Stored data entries
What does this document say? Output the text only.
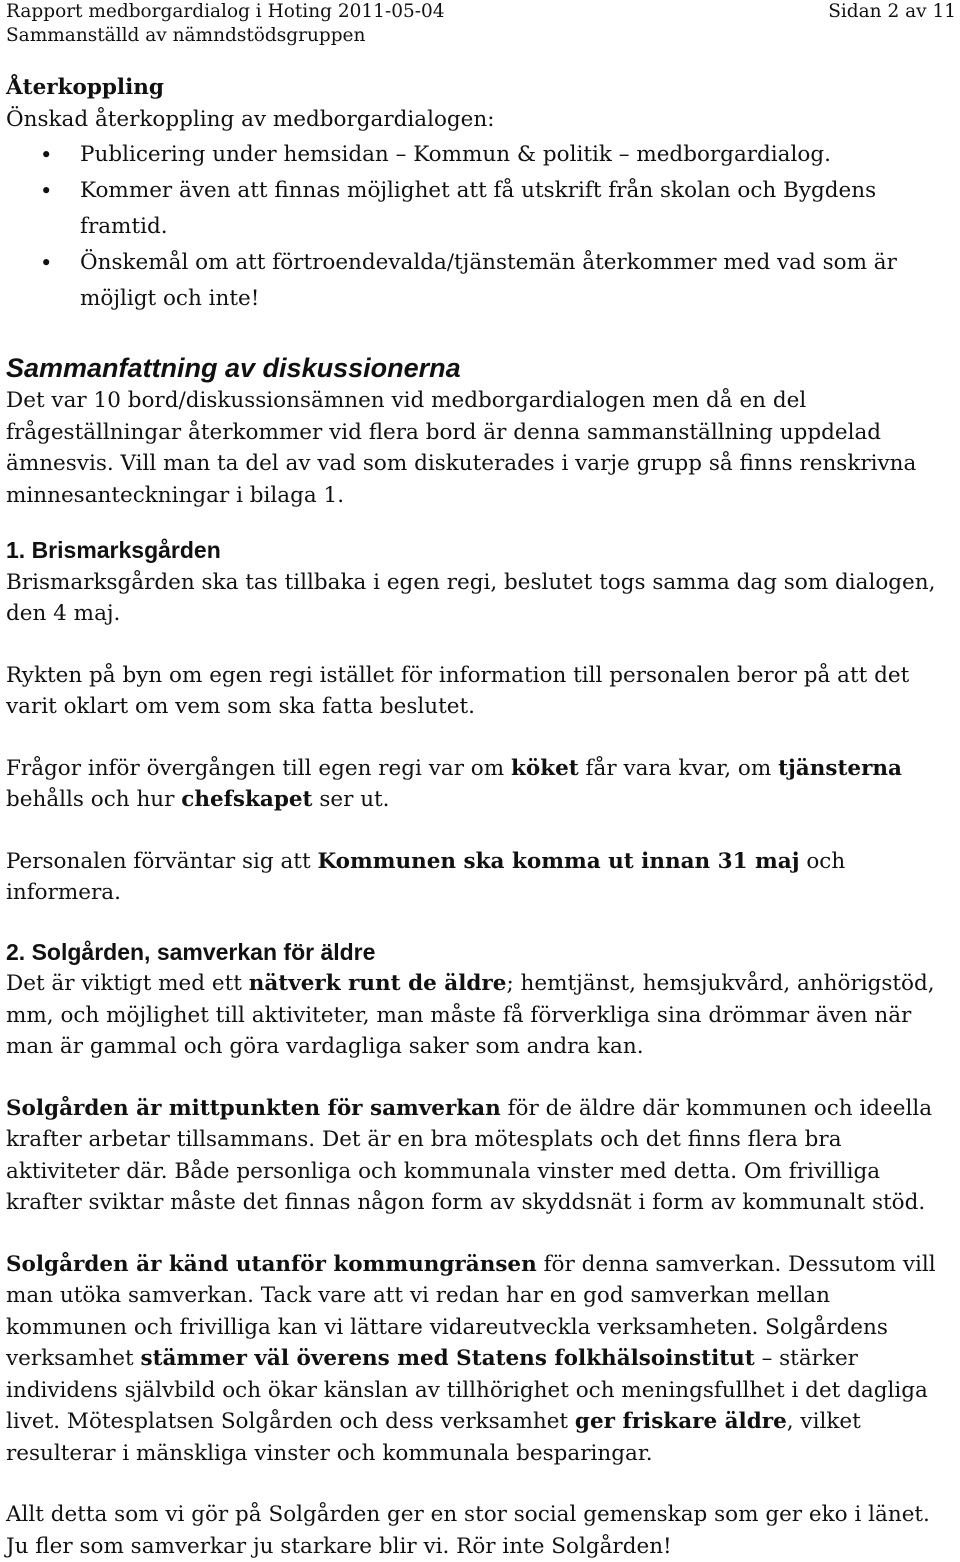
Rapport medborgardialog i Hoting 2011-05-04	Sidan 2 av 11
Sammanställd av nämndstödsgruppen
Återkoppling

Önskad återkoppling av medborgardialogen:

• Publicering under hemsidan – Kommun & politik – medborgardialog.
• Kommer även att finnas möjlighet att få utskrift från skolan och Bygdens framtid.
• Önskemål om att förtroendevalda/tjänstemän återkommer med vad som är möjligt och inte!
Sammanfattning av diskussionerna

Det var 10 bord/diskussionsämnen vid medborgardialogen men då en del frågeställningar återkommer vid flera bord är denna sammanställning uppdelad ämnesvis. Vill man ta del av vad som diskuterades i varje grupp så finns renskrivna minnesanteckningar i bilaga 1.

1. Brismarksgården

Brismarksgården ska tas tillbaka i egen regi, beslutet togs samma dag som dialogen, den 4 maj.

Rykten på byn om egen regi istället för information till personalen beror på att det varit oklart om vem som ska fatta beslutet.

Frågor inför övergången till egen regi var om köket får vara kvar, om tjänsterna behålls och hur chefskapet ser ut.

Personalen förväntar sig att Kommunen ska komma ut innan 31 maj och informera.

2. Solgården, samverkan för äldre

Det är viktigt med ett nätverk runt de äldre; hemtjänst, hemsjukvård, anhörigstöd, mm, och möjlighet till aktiviteter, man måste få förverkliga sina drömmar även när man är gammal och göra vardagliga saker som andra kan.

Solgården är mittpunkten för samverkan för de äldre där kommunen och ideella krafter arbetar tillsammans. Det är en bra mötesplats och det finns flera bra aktiviteter där. Både personliga och kommunala vinster med detta. Om frivilliga krafter sviktar måste det finnas någon form av skyddsnät i form av kommunalt stöd.

Solgården är känd utanför kommungränsen för denna samverkan. Dessutom vill man utöka samverkan. Tack vare att vi redan har en god samverkan mellan kommunen och frivilliga kan vi lättare vidareutveckla verksamheten. Solgårdens verksamhet stämmer väl överens med Statens folkhälsoinstitut – stärker individens självbild och ökar känslan av tillhörighet och meningsfullhet i det dagliga livet. Mötesplatsen Solgården och dess verksamhet ger friskare äldre, vilket resulterar i mänskliga vinster och kommunala besparingar.

Allt detta som vi gör på Solgården ger en stor social gemenskap som ger eko i länet. Ju fler som samverkar ju starkare blir vi. Rör inte Solgården!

Set problem:
Copy out each line word for word, please, skipping the images.

Written solution:
What does this document say? Output the text only.
Rapport medborgardialog i Hoting 2011-05-04	Sidan 2 av 11
Sammanställd av nämndstödsgruppen
Återkoppling

Önskad återkoppling av medborgardialogen:

• Publicering under hemsidan – Kommun & politik – medborgardialog.
• Kommer även att finnas möjlighet att få utskrift från skolan och Bygdens framtid.
• Önskemål om att förtroendevalda/tjänstemän återkommer med vad som är möjligt och inte!
Sammanfattning av diskussionerna

Det var 10 bord/diskussionsämnen vid medborgardialogen men då en del frågeställningar återkommer vid flera bord är denna sammanställning uppdelad ämnesvis. Vill man ta del av vad som diskuterades i varje grupp så finns renskrivna minnesanteckningar i bilaga 1.

1. Brismarksgården

Brismarksgården ska tas tillbaka i egen regi, beslutet togs samma dag som dialogen, den 4 maj.

Rykten på byn om egen regi istället för information till personalen beror på att det varit oklart om vem som ska fatta beslutet.

Frågor inför övergången till egen regi var om köket får vara kvar, om tjänsterna behålls och hur chefskapet ser ut.

Personalen förväntar sig att Kommunen ska komma ut innan 31 maj och informera.

2. Solgården, samverkan för äldre

Det är viktigt med ett nätverk runt de äldre; hemtjänst, hemsjukvård, anhörigstöd, mm, och möjlighet till aktiviteter, man måste få förverkliga sina drömmar även när man är gammal och göra vardagliga saker som andra kan.

Solgården är mittpunkten för samverkan för de äldre där kommunen och ideella krafter arbetar tillsammans. Det är en bra mötesplats och det finns flera bra aktiviteter där. Både personliga och kommunala vinster med detta. Om frivilliga krafter sviktar måste det finnas någon form av skyddsnät i form av kommunalt stöd.

Solgården är känd utanför kommungränsen för denna samverkan. Dessutom vill man utöka samverkan. Tack vare att vi redan har en god samverkan mellan kommunen och frivilliga kan vi lättare vidareutveckla verksamheten. Solgårdens verksamhet stämmer väl överens med Statens folkhälsoinstitut – stärker individens självbild och ökar känslan av tillhörighet och meningsfullhet i det dagliga livet. Mötesplatsen Solgården och dess verksamhet ger friskare äldre, vilket resulterar i mänskliga vinster och kommunala besparingar.

Allt detta som vi gör på Solgården ger en stor social gemenskap som ger eko i länet. Ju fler som samverkar ju starkare blir vi. Rör inte Solgården!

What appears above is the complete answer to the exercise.